▶ **Assignment**: Within the records, find every line that includes the word "Bauters" and copy it.

▶ **Source material**:

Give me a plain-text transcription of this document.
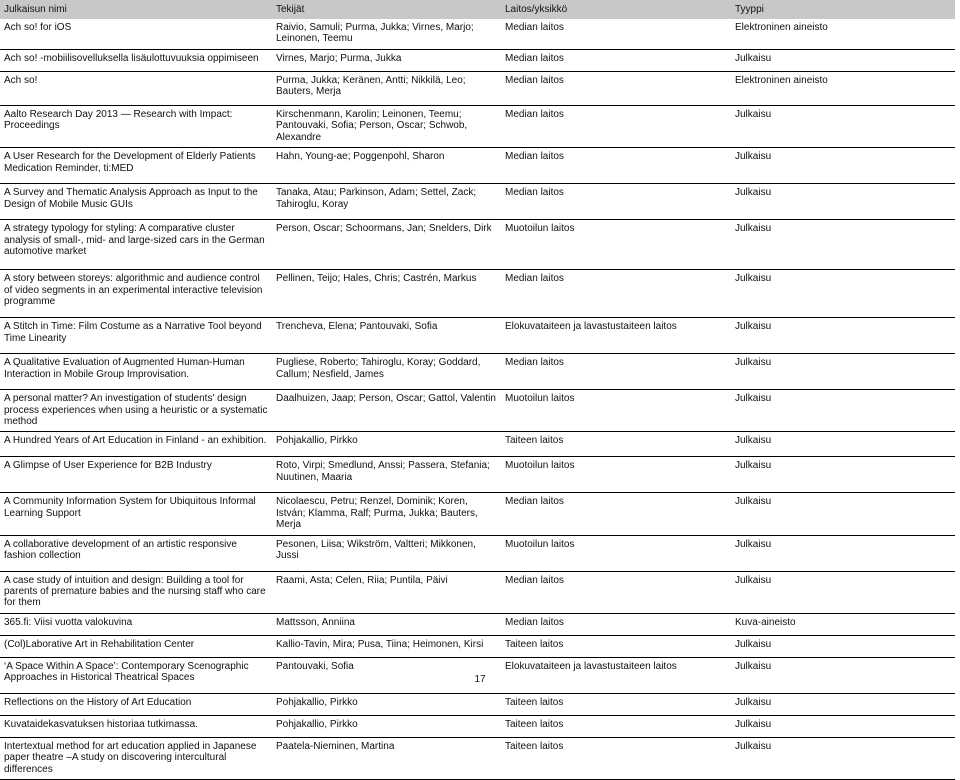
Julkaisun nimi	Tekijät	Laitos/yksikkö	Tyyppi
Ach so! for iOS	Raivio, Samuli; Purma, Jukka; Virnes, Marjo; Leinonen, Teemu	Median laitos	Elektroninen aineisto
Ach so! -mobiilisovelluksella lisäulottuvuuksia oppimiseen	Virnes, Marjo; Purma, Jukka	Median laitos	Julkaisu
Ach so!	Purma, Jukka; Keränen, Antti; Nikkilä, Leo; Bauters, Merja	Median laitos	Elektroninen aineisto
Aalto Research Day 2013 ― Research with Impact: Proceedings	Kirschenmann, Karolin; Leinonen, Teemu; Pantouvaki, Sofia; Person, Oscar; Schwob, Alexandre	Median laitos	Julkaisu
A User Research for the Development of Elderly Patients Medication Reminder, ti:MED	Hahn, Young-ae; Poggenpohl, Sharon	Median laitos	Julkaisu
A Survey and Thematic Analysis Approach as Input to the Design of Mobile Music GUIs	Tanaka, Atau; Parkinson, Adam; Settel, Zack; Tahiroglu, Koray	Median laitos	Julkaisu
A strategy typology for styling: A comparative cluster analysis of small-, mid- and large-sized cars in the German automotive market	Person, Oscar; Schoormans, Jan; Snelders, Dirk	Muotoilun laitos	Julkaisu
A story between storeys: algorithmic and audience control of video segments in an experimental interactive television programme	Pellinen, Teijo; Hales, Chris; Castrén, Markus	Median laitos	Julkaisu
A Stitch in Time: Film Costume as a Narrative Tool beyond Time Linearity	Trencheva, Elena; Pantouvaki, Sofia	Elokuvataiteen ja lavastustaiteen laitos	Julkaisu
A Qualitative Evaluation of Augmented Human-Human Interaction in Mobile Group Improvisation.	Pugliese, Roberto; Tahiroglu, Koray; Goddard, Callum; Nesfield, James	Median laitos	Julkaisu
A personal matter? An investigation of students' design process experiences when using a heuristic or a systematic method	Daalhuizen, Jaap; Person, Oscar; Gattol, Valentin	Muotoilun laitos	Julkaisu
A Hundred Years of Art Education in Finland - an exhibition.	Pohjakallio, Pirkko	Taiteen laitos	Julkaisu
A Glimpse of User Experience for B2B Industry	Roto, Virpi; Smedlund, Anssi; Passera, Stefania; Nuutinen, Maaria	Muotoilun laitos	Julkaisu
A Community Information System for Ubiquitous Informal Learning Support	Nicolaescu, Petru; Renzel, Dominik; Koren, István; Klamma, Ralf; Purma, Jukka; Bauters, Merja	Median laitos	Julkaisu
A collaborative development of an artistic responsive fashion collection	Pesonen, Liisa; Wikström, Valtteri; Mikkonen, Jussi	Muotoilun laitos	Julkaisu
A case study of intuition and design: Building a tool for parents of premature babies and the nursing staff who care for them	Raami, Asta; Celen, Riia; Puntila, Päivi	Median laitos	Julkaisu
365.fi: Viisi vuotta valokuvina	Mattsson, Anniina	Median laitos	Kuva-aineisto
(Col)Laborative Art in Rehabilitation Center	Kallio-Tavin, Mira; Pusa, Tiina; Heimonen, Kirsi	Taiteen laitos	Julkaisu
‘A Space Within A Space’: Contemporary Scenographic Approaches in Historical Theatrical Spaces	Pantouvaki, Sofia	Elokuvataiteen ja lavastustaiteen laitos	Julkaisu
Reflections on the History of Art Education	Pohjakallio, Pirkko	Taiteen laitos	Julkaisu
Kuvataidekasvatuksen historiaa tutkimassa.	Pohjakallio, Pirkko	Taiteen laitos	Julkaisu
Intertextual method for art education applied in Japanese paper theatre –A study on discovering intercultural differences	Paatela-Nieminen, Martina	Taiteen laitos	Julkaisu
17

--

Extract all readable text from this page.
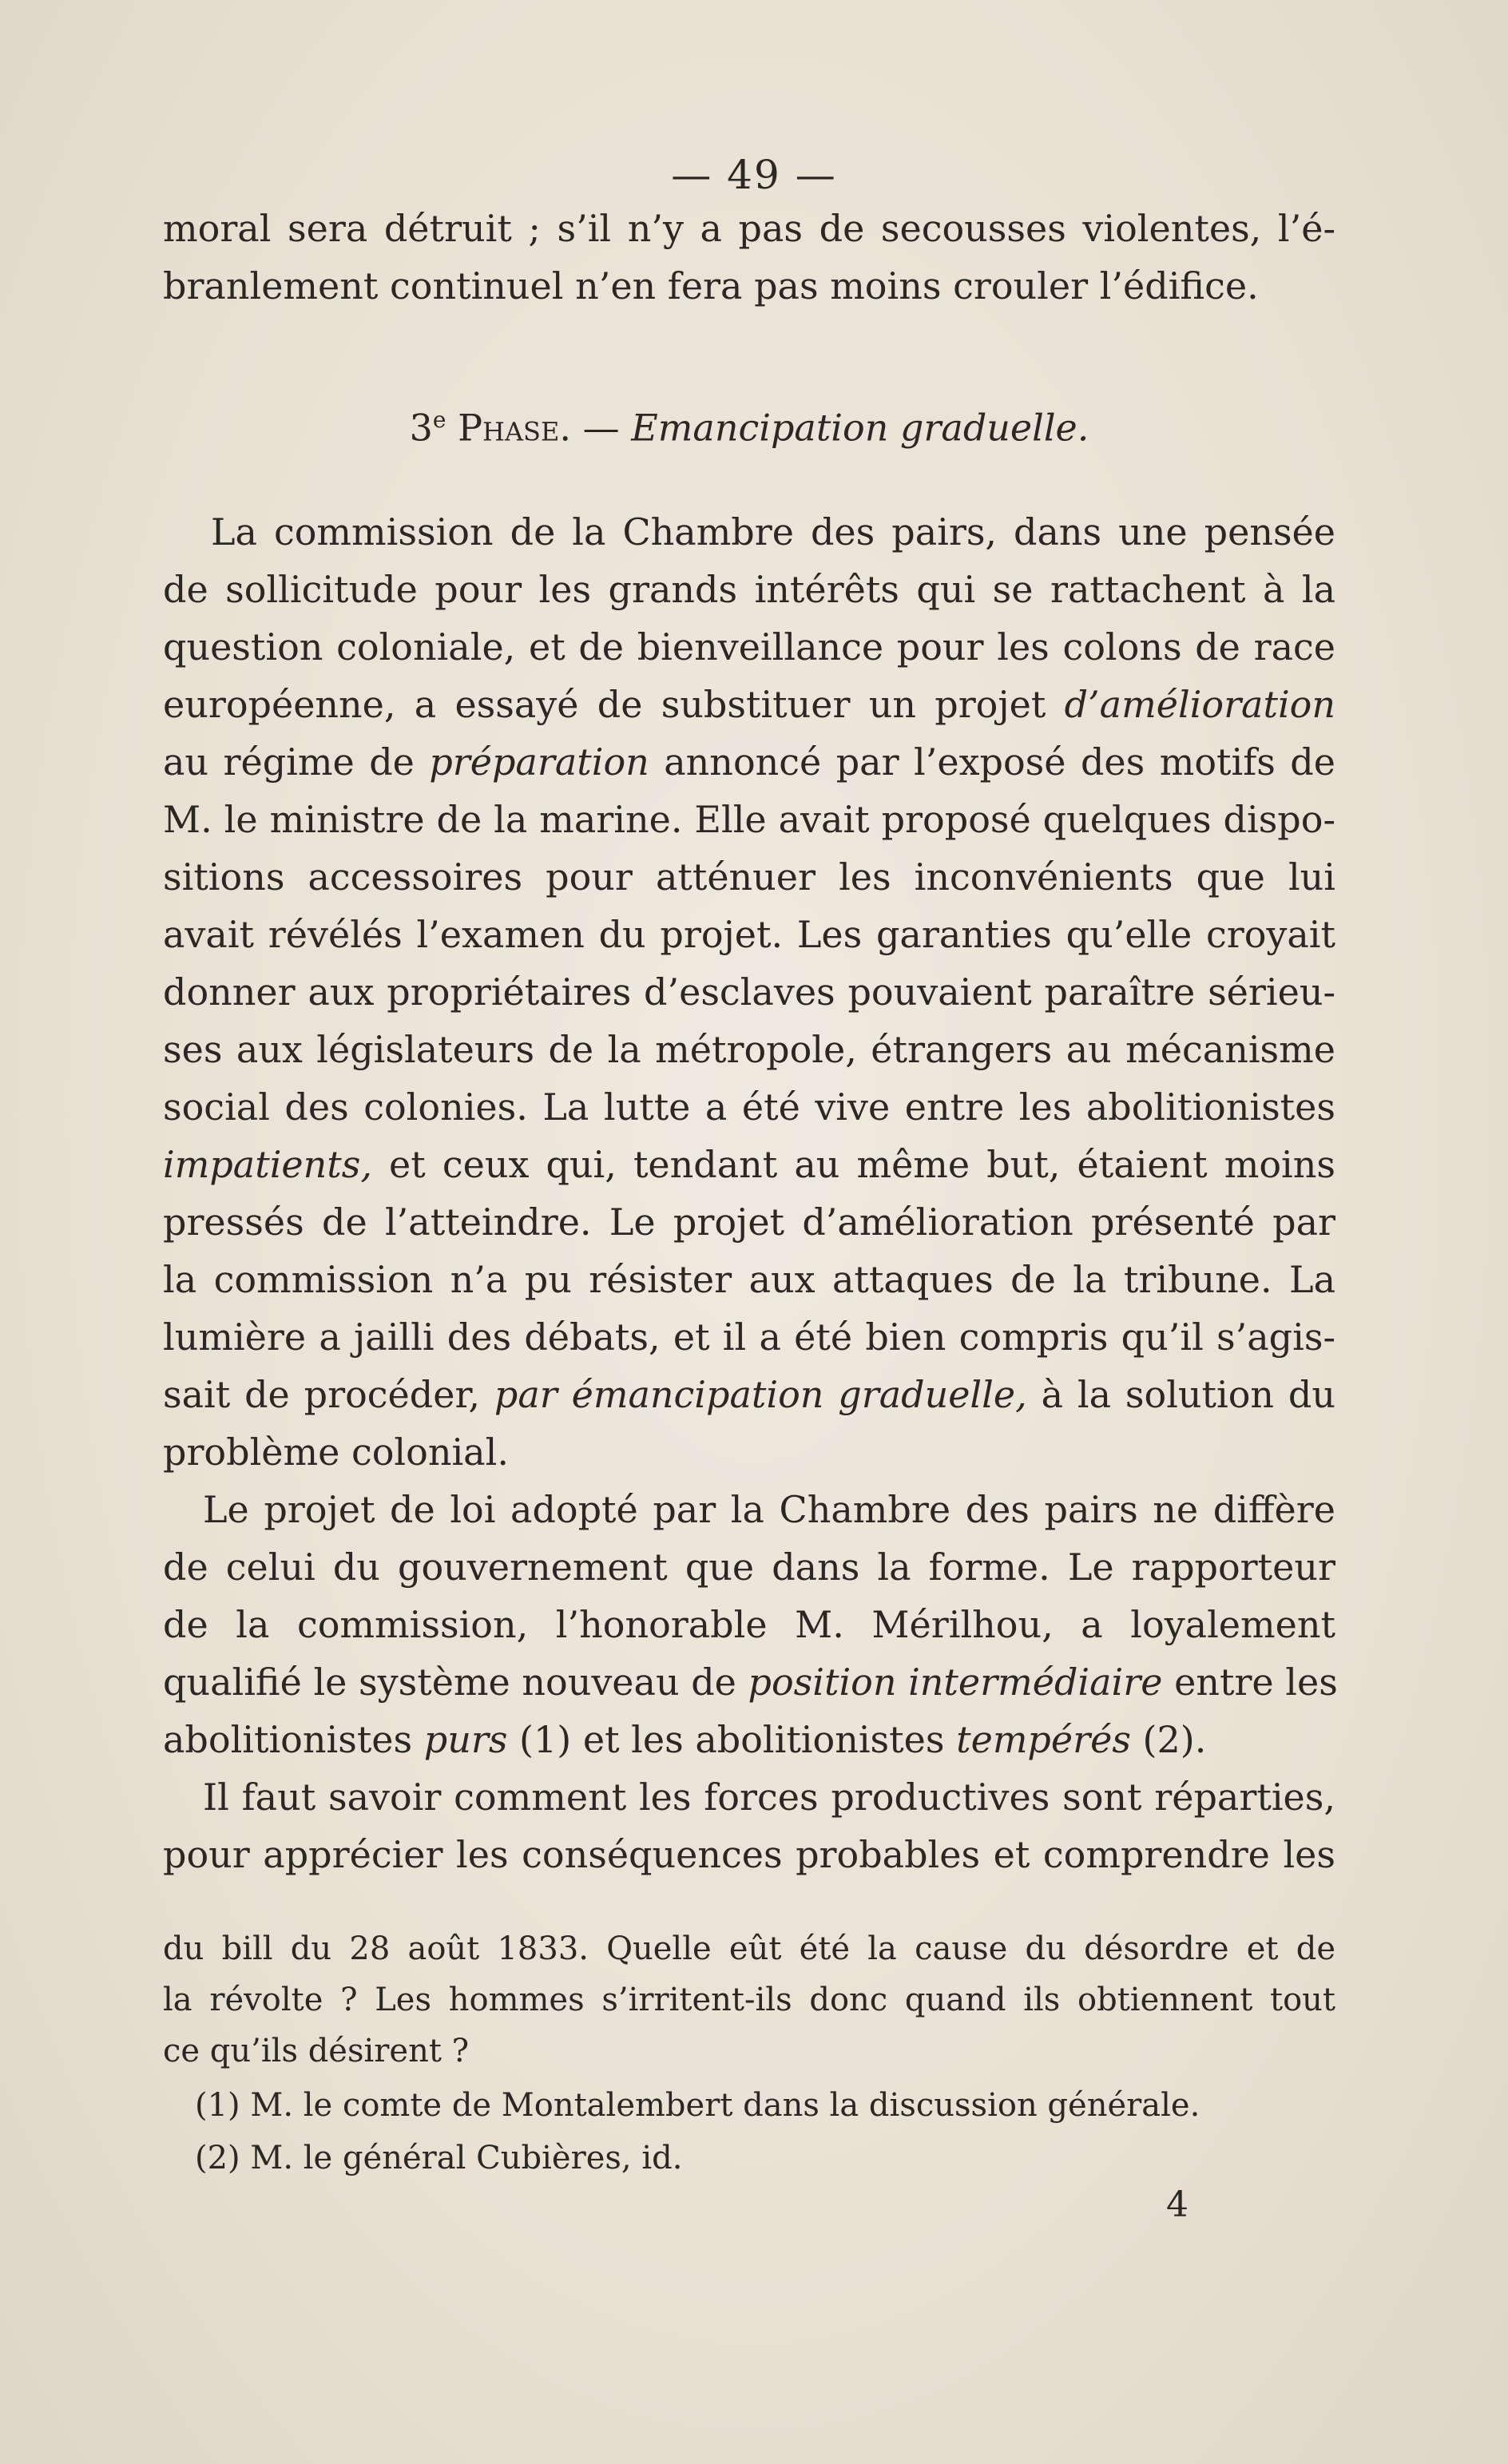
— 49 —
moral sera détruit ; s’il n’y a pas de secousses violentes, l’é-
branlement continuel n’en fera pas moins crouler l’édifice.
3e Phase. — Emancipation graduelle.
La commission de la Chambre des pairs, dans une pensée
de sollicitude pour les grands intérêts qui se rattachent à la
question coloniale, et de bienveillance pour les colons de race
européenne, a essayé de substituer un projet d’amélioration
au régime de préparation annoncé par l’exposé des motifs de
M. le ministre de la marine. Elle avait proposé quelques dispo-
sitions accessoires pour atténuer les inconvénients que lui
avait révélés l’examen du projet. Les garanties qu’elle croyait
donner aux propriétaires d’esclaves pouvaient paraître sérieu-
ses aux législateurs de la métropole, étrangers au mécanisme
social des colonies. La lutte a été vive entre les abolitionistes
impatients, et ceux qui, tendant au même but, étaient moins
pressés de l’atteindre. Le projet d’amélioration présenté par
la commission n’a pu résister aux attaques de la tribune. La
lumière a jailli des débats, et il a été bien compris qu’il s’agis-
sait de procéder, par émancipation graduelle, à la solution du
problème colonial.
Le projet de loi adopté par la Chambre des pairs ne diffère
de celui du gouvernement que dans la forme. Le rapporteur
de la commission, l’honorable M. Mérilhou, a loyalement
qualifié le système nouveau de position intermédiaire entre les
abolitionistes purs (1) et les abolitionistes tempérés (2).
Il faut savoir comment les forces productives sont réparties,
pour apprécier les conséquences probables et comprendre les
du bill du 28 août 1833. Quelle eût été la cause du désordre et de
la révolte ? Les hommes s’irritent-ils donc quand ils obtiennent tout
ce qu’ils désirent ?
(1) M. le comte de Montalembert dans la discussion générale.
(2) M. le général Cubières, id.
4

▶ **Answer for the task**:
Ach so!	Purma, Jukka; Keränen, Antti; Nikkilä, Leo; Bauters, Merja	Median laitos	Elektroninen aineisto
A Community Information System for Ubiquitous Informal Learning Support	Nicolaescu, Petru; Renzel, Dominik; Koren, István; Klamma, Ralf; Purma, Jukka; Bauters, Merja	Median laitos	Julkaisu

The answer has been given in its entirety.